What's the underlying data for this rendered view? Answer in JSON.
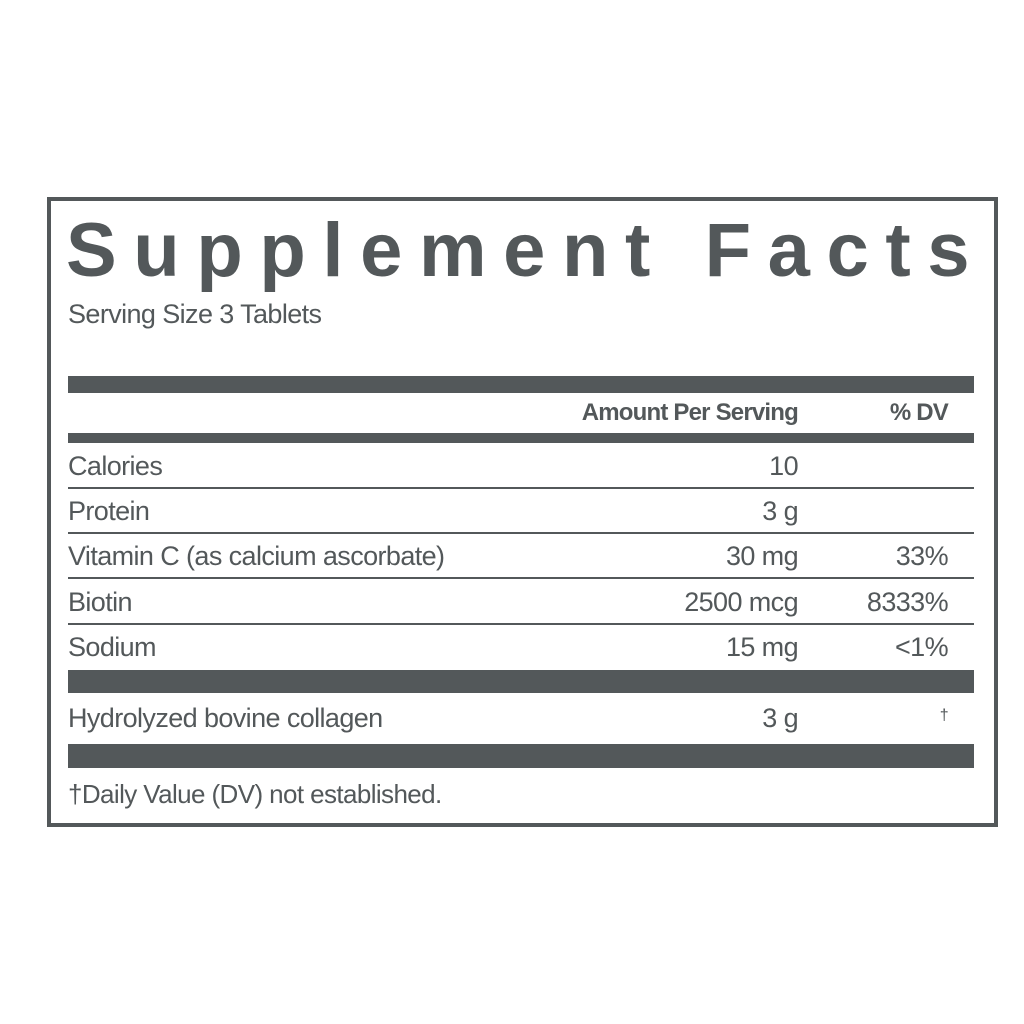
{
  "title": "Supplement Facts",
  "serving_size": "Serving Size 3 Tablets",
  "header": {
    "amount": "Amount Per Serving",
    "dv": "% DV"
  },
  "rows": [
    {
      "name": "Calories",
      "amount": "10",
      "dv": ""
    },
    {
      "name": "Protein",
      "amount": "3 g",
      "dv": ""
    },
    {
      "name": "Vitamin C (as calcium ascorbate)",
      "amount": "30 mg",
      "dv": "33%"
    },
    {
      "name": "Biotin",
      "amount": "2500 mcg",
      "dv": "8333%"
    },
    {
      "name": "Sodium",
      "amount": "15 mg",
      "dv": "<1%"
    }
  ],
  "other": {
    "name": "Hydrolyzed bovine collagen",
    "amount": "3 g",
    "dv": "†"
  },
  "footnote": "†Daily Value (DV) not established.",
  "colors": {
    "ink": "#53585a",
    "background": "#ffffff"
  }
}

EXERCISE DESCRIPTION
Without carrying over any picture, retype the records above word for word.

FINISHED EXERCISE
What's the underlying data for this rendered view? Answer in JSON.
{
  "title": "Supplement Facts",
  "serving_size": "Serving Size 3 Tablets",
  "header": {
    "amount": "Amount Per Serving",
    "dv": "% DV"
  },
  "rows": [
    {
      "name": "Calories",
      "amount": "10",
      "dv": ""
    },
    {
      "name": "Protein",
      "amount": "3 g",
      "dv": ""
    },
    {
      "name": "Vitamin C (as calcium ascorbate)",
      "amount": "30 mg",
      "dv": "33%"
    },
    {
      "name": "Biotin",
      "amount": "2500 mcg",
      "dv": "8333%"
    },
    {
      "name": "Sodium",
      "amount": "15 mg",
      "dv": "<1%"
    }
  ],
  "other": {
    "name": "Hydrolyzed bovine collagen",
    "amount": "3 g",
    "dv": "†"
  },
  "footnote": "†Daily Value (DV) not established.",
  "colors": {
    "ink": "#53585a",
    "background": "#ffffff"
  }
}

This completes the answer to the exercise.